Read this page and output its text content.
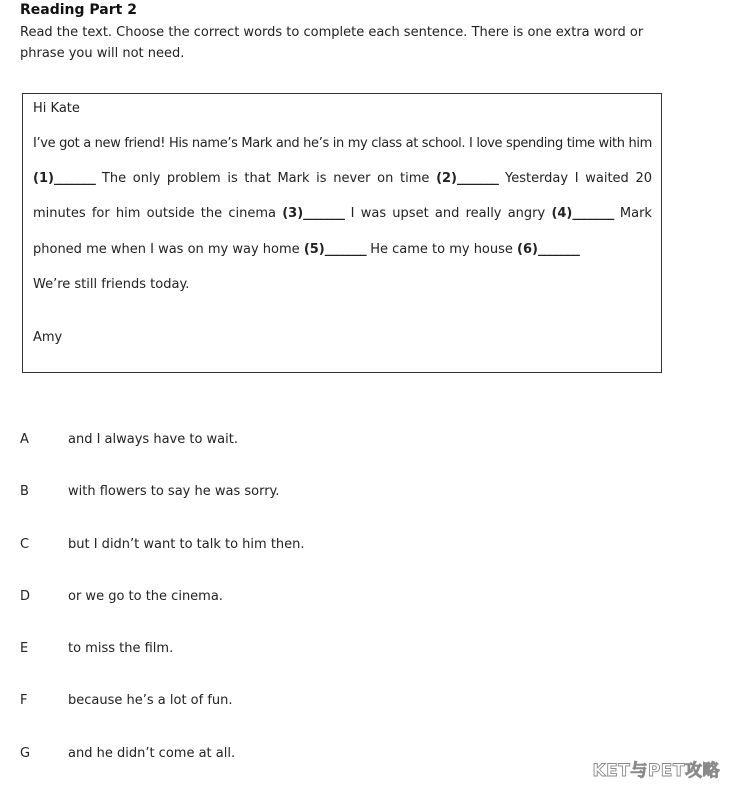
Reading Part 2
Read the text. Choose the correct words to complete each sentence. There is one extra word or phrase you will not need.
Hi Kate
I’ve got a new friend! His name’s Mark and he’s in my class at school. I love spending time with him
(1)_______ The only problem is that Mark is never on time (2)_______ Yesterday I waited 20
minutes for him outside the cinema (3)_______ I was upset and really angry (4)_______ Mark
phoned me when I was on my way home (5)_______ He came to my house (6)_______
We’re still friends today.
Amy
A	and I always have to wait.
B	with flowers to say he was sorry.
C	but I didn’t want to talk to him then.
D	or we go to the cinema.
E	to miss the film.
F	because he’s a lot of fun.
G	and he didn’t come at all.
KET与PET攻略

★ ★ ★ ★

* _Task details_
Copy the material above exactly and drop the pictures.

* _Final result_
Read this page and output its text content.
Reading Part 2
Read the text. Choose the correct words to complete each sentence. There is one extra word or phrase you will not need.
Hi Kate
I’ve got a new friend! His name’s Mark and he’s in my class at school. I love spending time with him
(1)_______ The only problem is that Mark is never on time (2)_______ Yesterday I waited 20
minutes for him outside the cinema (3)_______ I was upset and really angry (4)_______ Mark
phoned me when I was on my way home (5)_______ He came to my house (6)_______
We’re still friends today.
Amy
A	and I always have to wait.
B	with flowers to say he was sorry.
C	but I didn’t want to talk to him then.
D	or we go to the cinema.
E	to miss the film.
F	because he’s a lot of fun.
G	and he didn’t come at all.
KET与PET攻略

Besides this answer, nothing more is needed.